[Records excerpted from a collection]
========

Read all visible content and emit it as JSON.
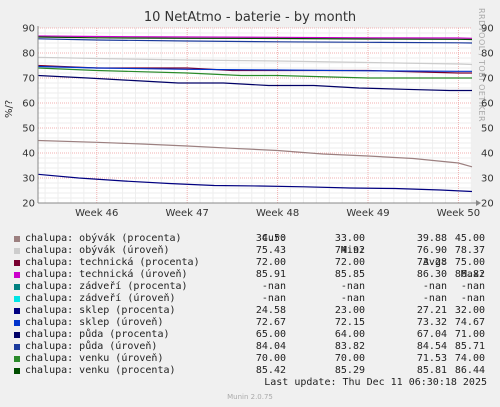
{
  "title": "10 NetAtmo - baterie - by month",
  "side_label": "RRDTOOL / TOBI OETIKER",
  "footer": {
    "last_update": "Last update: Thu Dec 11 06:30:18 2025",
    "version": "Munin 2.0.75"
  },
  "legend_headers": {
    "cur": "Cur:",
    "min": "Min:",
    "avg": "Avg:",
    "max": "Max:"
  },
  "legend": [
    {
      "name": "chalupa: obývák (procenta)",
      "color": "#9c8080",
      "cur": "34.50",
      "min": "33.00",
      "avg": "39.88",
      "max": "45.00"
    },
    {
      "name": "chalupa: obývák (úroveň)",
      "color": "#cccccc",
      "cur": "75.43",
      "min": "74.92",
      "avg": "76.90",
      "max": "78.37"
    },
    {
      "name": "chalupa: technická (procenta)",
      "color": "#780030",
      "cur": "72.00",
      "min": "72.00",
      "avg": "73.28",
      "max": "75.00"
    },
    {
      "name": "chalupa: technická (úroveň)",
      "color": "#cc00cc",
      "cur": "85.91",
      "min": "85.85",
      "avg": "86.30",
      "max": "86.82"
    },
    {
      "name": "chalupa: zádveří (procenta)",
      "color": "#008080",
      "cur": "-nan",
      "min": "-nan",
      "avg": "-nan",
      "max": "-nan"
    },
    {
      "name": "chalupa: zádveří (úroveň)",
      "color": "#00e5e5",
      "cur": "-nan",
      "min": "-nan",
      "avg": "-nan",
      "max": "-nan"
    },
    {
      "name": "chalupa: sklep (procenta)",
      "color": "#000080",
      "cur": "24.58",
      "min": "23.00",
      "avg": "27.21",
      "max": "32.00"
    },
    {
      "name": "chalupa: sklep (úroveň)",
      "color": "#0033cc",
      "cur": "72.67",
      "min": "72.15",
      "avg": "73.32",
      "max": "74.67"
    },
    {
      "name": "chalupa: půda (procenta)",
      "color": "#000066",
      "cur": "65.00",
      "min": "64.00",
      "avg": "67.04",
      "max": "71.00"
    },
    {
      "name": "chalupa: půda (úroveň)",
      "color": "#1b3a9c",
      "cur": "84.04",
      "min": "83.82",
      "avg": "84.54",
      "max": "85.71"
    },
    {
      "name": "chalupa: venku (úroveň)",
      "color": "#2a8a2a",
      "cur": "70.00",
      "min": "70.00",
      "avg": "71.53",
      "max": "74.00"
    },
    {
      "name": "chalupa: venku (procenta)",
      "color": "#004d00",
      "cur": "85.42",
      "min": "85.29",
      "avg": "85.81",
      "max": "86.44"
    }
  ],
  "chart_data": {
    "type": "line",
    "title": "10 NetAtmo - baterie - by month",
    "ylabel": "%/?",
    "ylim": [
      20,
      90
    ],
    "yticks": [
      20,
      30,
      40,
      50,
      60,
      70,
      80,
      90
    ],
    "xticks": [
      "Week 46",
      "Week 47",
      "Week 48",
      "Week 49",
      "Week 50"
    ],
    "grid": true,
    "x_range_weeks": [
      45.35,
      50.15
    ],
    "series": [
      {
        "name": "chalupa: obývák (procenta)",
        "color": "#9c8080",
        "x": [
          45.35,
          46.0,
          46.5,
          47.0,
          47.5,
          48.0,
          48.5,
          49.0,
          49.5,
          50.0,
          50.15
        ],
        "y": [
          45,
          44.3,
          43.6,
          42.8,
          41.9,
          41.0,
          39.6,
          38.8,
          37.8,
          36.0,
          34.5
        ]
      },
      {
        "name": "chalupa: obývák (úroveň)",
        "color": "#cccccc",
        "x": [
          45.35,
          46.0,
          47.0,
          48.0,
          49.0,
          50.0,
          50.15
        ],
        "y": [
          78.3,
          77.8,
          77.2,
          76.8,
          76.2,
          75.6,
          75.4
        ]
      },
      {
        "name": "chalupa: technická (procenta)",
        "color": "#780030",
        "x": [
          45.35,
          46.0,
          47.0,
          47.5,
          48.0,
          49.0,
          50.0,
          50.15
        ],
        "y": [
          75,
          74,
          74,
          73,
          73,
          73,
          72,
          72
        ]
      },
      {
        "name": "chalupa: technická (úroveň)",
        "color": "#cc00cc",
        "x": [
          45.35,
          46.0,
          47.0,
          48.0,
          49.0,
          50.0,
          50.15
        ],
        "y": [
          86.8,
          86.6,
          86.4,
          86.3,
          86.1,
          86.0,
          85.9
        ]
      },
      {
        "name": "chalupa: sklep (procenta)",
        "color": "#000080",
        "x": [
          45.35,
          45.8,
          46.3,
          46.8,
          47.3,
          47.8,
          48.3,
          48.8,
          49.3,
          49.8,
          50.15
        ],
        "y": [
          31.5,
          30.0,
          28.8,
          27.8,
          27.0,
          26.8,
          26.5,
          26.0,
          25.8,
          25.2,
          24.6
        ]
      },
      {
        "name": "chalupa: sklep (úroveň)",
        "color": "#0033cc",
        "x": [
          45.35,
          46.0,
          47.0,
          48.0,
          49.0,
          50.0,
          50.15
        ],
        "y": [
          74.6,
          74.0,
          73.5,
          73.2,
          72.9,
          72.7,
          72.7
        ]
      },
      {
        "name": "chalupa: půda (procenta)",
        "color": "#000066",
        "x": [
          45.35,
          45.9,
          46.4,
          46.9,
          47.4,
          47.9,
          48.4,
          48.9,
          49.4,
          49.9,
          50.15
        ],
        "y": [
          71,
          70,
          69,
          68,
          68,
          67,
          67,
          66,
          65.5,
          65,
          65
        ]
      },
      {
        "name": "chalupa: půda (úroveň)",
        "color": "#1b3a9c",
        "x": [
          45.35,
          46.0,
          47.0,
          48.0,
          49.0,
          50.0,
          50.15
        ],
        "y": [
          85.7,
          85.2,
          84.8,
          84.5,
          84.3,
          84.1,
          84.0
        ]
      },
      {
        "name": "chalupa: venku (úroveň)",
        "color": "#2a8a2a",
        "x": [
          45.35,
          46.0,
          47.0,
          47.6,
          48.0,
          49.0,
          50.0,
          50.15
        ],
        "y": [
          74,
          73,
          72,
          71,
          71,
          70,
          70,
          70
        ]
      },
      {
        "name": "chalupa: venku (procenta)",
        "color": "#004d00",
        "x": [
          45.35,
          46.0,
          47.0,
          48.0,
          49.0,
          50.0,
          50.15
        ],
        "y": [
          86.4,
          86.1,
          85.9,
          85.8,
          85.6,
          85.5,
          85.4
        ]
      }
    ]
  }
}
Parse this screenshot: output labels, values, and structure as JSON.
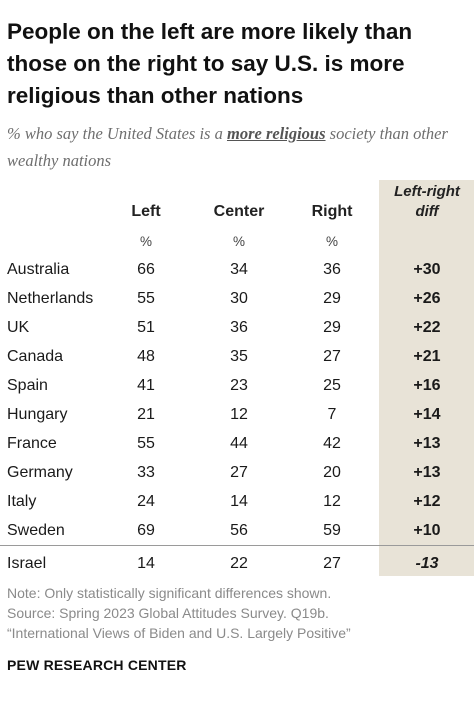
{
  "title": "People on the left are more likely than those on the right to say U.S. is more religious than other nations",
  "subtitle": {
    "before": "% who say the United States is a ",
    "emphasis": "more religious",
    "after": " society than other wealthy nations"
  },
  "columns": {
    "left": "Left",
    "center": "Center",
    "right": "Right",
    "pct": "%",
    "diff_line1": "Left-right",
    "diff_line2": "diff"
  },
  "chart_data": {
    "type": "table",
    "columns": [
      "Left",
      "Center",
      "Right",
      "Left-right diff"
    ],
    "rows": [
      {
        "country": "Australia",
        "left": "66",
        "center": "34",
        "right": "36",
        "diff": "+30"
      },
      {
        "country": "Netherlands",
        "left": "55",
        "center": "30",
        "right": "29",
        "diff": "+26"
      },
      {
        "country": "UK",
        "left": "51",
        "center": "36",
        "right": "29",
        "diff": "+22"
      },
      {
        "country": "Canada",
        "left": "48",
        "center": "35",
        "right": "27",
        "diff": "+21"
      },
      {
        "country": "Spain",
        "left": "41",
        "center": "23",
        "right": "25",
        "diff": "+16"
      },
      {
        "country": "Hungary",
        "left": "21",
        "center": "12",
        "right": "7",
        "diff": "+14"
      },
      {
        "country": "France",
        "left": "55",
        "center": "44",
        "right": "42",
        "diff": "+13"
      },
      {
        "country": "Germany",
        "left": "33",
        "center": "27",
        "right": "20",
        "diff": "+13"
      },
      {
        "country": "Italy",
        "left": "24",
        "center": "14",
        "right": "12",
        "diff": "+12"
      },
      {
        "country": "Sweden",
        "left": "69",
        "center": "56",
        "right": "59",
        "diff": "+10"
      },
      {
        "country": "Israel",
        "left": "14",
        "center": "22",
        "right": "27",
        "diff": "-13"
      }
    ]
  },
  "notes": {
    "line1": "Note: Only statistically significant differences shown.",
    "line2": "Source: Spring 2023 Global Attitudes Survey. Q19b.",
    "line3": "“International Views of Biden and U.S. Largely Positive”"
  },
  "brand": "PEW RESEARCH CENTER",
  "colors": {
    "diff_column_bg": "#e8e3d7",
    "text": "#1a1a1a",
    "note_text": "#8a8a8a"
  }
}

========

Extract every line containing the string "venku" from the material.

[Answer in full]
      "name": "chalupa: venku (úroveň)",
      "name": "chalupa: venku (procenta)",
        "name": "chalupa: venku (úroveň)",
        "name": "chalupa: venku (procenta)",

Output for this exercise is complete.